**YOUR TASK**. Exactly reproduce each entry, leaving out nothing.

**DATA PROVIDED**.
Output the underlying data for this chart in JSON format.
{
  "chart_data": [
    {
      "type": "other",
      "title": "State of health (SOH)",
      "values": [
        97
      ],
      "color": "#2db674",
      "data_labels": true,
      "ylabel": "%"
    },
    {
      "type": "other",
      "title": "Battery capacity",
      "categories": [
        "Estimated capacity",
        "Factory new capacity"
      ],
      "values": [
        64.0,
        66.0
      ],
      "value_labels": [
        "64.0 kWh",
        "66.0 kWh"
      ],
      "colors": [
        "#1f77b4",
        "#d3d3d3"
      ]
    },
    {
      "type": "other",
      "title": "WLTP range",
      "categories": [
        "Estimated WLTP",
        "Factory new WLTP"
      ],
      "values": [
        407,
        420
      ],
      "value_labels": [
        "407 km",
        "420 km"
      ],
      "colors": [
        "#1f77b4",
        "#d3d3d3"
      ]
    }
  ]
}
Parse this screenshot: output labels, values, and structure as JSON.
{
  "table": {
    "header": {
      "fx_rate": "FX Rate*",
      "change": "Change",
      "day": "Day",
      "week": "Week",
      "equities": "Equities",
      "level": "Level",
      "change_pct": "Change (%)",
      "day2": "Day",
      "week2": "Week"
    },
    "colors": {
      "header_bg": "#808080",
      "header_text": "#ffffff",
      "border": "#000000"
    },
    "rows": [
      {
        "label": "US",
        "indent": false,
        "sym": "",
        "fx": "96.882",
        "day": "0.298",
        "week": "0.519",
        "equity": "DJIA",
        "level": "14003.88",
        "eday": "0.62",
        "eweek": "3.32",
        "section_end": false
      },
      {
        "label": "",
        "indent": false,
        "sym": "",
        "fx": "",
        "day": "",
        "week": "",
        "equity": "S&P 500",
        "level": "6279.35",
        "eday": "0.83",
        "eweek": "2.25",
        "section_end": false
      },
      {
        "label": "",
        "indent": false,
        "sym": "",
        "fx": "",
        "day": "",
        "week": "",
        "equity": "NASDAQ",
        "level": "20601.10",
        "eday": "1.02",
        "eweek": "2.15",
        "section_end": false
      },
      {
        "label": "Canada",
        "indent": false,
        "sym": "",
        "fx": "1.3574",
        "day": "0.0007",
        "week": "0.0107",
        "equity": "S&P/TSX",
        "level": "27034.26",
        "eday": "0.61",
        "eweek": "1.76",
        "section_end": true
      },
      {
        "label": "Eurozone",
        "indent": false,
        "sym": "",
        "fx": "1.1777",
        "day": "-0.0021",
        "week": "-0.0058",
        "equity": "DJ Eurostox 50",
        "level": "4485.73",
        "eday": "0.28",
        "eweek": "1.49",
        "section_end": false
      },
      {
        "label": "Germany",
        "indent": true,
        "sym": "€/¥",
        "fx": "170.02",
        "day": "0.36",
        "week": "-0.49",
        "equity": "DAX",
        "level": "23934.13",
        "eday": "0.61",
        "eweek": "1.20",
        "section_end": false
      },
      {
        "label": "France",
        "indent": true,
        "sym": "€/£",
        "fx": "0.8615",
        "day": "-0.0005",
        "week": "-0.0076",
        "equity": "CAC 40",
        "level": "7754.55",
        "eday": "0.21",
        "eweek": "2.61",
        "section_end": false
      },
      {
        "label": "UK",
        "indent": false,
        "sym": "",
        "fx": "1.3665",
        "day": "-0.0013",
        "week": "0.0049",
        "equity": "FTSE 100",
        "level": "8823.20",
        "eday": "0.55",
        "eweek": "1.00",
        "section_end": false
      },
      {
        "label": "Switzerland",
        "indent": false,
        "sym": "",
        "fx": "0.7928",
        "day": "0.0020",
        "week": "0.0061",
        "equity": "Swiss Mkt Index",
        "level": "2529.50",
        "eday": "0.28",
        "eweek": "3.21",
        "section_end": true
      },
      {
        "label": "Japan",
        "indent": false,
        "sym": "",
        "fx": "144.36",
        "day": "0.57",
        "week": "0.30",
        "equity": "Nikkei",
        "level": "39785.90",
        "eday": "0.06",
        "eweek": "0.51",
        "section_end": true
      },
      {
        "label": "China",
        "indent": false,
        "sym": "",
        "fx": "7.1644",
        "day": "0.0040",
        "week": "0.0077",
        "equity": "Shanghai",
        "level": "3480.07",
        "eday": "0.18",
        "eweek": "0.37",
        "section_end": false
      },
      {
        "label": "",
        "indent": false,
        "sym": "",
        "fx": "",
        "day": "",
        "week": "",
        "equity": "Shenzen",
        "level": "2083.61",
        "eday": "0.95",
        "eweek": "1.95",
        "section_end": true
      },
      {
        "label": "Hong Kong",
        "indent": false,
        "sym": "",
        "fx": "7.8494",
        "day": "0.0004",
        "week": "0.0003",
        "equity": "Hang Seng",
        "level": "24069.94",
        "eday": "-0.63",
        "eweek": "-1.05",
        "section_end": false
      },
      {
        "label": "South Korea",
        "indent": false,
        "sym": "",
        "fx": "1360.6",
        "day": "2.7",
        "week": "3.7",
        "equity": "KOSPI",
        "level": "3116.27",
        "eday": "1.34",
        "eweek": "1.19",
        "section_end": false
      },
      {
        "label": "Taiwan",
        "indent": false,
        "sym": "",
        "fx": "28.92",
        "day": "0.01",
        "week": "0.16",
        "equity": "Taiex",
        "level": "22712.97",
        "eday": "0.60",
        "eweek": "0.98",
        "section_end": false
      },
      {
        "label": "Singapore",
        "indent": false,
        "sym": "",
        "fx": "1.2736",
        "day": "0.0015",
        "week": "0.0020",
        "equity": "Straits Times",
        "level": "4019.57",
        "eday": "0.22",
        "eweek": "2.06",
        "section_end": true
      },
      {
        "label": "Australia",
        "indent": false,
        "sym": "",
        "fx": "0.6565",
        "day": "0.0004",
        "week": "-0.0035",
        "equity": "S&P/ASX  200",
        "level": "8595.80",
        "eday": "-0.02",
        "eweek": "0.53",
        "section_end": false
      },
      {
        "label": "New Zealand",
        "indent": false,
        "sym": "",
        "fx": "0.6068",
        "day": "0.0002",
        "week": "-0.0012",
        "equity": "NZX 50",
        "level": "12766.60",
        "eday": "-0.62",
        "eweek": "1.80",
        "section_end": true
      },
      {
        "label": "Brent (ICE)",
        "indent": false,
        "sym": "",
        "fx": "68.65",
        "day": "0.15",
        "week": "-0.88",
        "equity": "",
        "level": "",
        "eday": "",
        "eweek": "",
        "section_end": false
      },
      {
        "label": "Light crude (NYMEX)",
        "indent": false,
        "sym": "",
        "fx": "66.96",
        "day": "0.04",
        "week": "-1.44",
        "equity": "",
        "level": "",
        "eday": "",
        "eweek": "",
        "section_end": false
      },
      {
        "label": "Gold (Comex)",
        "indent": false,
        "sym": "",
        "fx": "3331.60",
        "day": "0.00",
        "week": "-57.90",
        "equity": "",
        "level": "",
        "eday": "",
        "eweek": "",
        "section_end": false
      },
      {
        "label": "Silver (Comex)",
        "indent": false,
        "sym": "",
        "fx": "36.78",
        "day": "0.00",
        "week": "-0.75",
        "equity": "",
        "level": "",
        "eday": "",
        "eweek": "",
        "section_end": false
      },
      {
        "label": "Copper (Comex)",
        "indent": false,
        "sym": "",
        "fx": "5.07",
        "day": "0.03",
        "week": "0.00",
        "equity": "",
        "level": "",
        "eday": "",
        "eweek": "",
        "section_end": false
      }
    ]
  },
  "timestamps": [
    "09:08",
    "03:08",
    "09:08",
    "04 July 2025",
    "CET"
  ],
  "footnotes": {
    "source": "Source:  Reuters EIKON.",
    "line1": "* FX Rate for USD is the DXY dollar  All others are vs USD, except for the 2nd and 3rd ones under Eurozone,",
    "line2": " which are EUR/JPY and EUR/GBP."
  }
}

**ANSWER TO THIS TASK**.
Output the underlying data for this chart in JSON format.
{
  "chart_data": [
    {
      "type": "other",
      "title": "State of health (SOH)",
      "values": [
        97
      ],
      "color": "#2db674",
      "data_labels": true,
      "ylabel": "%"
    },
    {
      "type": "other",
      "title": "Battery capacity",
      "categories": [
        "Estimated capacity",
        "Factory new capacity"
      ],
      "values": [
        64.0,
        66.0
      ],
      "value_labels": [
        "64.0 kWh",
        "66.0 kWh"
      ],
      "colors": [
        "#1f77b4",
        "#d3d3d3"
      ]
    },
    {
      "type": "other",
      "title": "WLTP range",
      "categories": [
        "Estimated WLTP",
        "Factory new WLTP"
      ],
      "values": [
        407,
        420
      ],
      "value_labels": [
        "407 km",
        "420 km"
      ],
      "colors": [
        "#1f77b4",
        "#d3d3d3"
      ]
    }
  ]
}
Parse this screenshot: output labels, values, and structure as JSON.
{
  "table": {
    "header": {
      "fx_rate": "FX Rate*",
      "change": "Change",
      "day": "Day",
      "week": "Week",
      "equities": "Equities",
      "level": "Level",
      "change_pct": "Change (%)",
      "day2": "Day",
      "week2": "Week"
    },
    "colors": {
      "header_bg": "#808080",
      "header_text": "#ffffff",
      "border": "#000000"
    },
    "rows": [
      {
        "label": "US",
        "indent": false,
        "sym": "",
        "fx": "96.882",
        "day": "0.298",
        "week": "0.519",
        "equity": "DJIA",
        "level": "14003.88",
        "eday": "0.62",
        "eweek": "3.32",
        "section_end": false
      },
      {
        "label": "",
        "indent": false,
        "sym": "",
        "fx": "",
        "day": "",
        "week": "",
        "equity": "S&P 500",
        "level": "6279.35",
        "eday": "0.83",
        "eweek": "2.25",
        "section_end": false
      },
      {
        "label": "",
        "indent": false,
        "sym": "",
        "fx": "",
        "day": "",
        "week": "",
        "equity": "NASDAQ",
        "level": "20601.10",
        "eday": "1.02",
        "eweek": "2.15",
        "section_end": false
      },
      {
        "label": "Canada",
        "indent": false,
        "sym": "",
        "fx": "1.3574",
        "day": "0.0007",
        "week": "0.0107",
        "equity": "S&P/TSX",
        "level": "27034.26",
        "eday": "0.61",
        "eweek": "1.76",
        "section_end": true
      },
      {
        "label": "Eurozone",
        "indent": false,
        "sym": "",
        "fx": "1.1777",
        "day": "-0.0021",
        "week": "-0.0058",
        "equity": "DJ Eurostox 50",
        "level": "4485.73",
        "eday": "0.28",
        "eweek": "1.49",
        "section_end": false
      },
      {
        "label": "Germany",
        "indent": true,
        "sym": "€/¥",
        "fx": "170.02",
        "day": "0.36",
        "week": "-0.49",
        "equity": "DAX",
        "level": "23934.13",
        "eday": "0.61",
        "eweek": "1.20",
        "section_end": false
      },
      {
        "label": "France",
        "indent": true,
        "sym": "€/£",
        "fx": "0.8615",
        "day": "-0.0005",
        "week": "-0.0076",
        "equity": "CAC 40",
        "level": "7754.55",
        "eday": "0.21",
        "eweek": "2.61",
        "section_end": false
      },
      {
        "label": "UK",
        "indent": false,
        "sym": "",
        "fx": "1.3665",
        "day": "-0.0013",
        "week": "0.0049",
        "equity": "FTSE 100",
        "level": "8823.20",
        "eday": "0.55",
        "eweek": "1.00",
        "section_end": false
      },
      {
        "label": "Switzerland",
        "indent": false,
        "sym": "",
        "fx": "0.7928",
        "day": "0.0020",
        "week": "0.0061",
        "equity": "Swiss Mkt Index",
        "level": "2529.50",
        "eday": "0.28",
        "eweek": "3.21",
        "section_end": true
      },
      {
        "label": "Japan",
        "indent": false,
        "sym": "",
        "fx": "144.36",
        "day": "0.57",
        "week": "0.30",
        "equity": "Nikkei",
        "level": "39785.90",
        "eday": "0.06",
        "eweek": "0.51",
        "section_end": true
      },
      {
        "label": "China",
        "indent": false,
        "sym": "",
        "fx": "7.1644",
        "day": "0.0040",
        "week": "0.0077",
        "equity": "Shanghai",
        "level": "3480.07",
        "eday": "0.18",
        "eweek": "0.37",
        "section_end": false
      },
      {
        "label": "",
        "indent": false,
        "sym": "",
        "fx": "",
        "day": "",
        "week": "",
        "equity": "Shenzen",
        "level": "2083.61",
        "eday": "0.95",
        "eweek": "1.95",
        "section_end": true
      },
      {
        "label": "Hong Kong",
        "indent": false,
        "sym": "",
        "fx": "7.8494",
        "day": "0.0004",
        "week": "0.0003",
        "equity": "Hang Seng",
        "level": "24069.94",
        "eday": "-0.63",
        "eweek": "-1.05",
        "section_end": false
      },
      {
        "label": "South Korea",
        "indent": false,
        "sym": "",
        "fx": "1360.6",
        "day": "2.7",
        "week": "3.7",
        "equity": "KOSPI",
        "level": "3116.27",
        "eday": "1.34",
        "eweek": "1.19",
        "section_end": false
      },
      {
        "label": "Taiwan",
        "indent": false,
        "sym": "",
        "fx": "28.92",
        "day": "0.01",
        "week": "0.16",
        "equity": "Taiex",
        "level": "22712.97",
        "eday": "0.60",
        "eweek": "0.98",
        "section_end": false
      },
      {
        "label": "Singapore",
        "indent": false,
        "sym": "",
        "fx": "1.2736",
        "day": "0.0015",
        "week": "0.0020",
        "equity": "Straits Times",
        "level": "4019.57",
        "eday": "0.22",
        "eweek": "2.06",
        "section_end": true
      },
      {
        "label": "Australia",
        "indent": false,
        "sym": "",
        "fx": "0.6565",
        "day": "0.0004",
        "week": "-0.0035",
        "equity": "S&P/ASX  200",
        "level": "8595.80",
        "eday": "-0.02",
        "eweek": "0.53",
        "section_end": false
      },
      {
        "label": "New Zealand",
        "indent": false,
        "sym": "",
        "fx": "0.6068",
        "day": "0.0002",
        "week": "-0.0012",
        "equity": "NZX 50",
        "level": "12766.60",
        "eday": "-0.62",
        "eweek": "1.80",
        "section_end": true
      },
      {
        "label": "Brent (ICE)",
        "indent": false,
        "sym": "",
        "fx": "68.65",
        "day": "0.15",
        "week": "-0.88",
        "equity": "",
        "level": "",
        "eday": "",
        "eweek": "",
        "section_end": false
      },
      {
        "label": "Light crude (NYMEX)",
        "indent": false,
        "sym": "",
        "fx": "66.96",
        "day": "0.04",
        "week": "-1.44",
        "equity": "",
        "level": "",
        "eday": "",
        "eweek": "",
        "section_end": false
      },
      {
        "label": "Gold (Comex)",
        "indent": false,
        "sym": "",
        "fx": "3331.60",
        "day": "0.00",
        "week": "-57.90",
        "equity": "",
        "level": "",
        "eday": "",
        "eweek": "",
        "section_end": false
      },
      {
        "label": "Silver (Comex)",
        "indent": false,
        "sym": "",
        "fx": "36.78",
        "day": "0.00",
        "week": "-0.75",
        "equity": "",
        "level": "",
        "eday": "",
        "eweek": "",
        "section_end": false
      },
      {
        "label": "Copper (Comex)",
        "indent": false,
        "sym": "",
        "fx": "5.07",
        "day": "0.03",
        "week": "0.00",
        "equity": "",
        "level": "",
        "eday": "",
        "eweek": "",
        "section_end": false
      }
    ]
  },
  "timestamps": [
    "09:08",
    "03:08",
    "09:08",
    "04 July 2025",
    "CET"
  ],
  "footnotes": {
    "source": "Source:  Reuters EIKON.",
    "line1": "* FX Rate for USD is the DXY dollar  All others are vs USD, except for the 2nd and 3rd ones under Eurozone,",
    "line2": " which are EUR/JPY and EUR/GBP."
  }
}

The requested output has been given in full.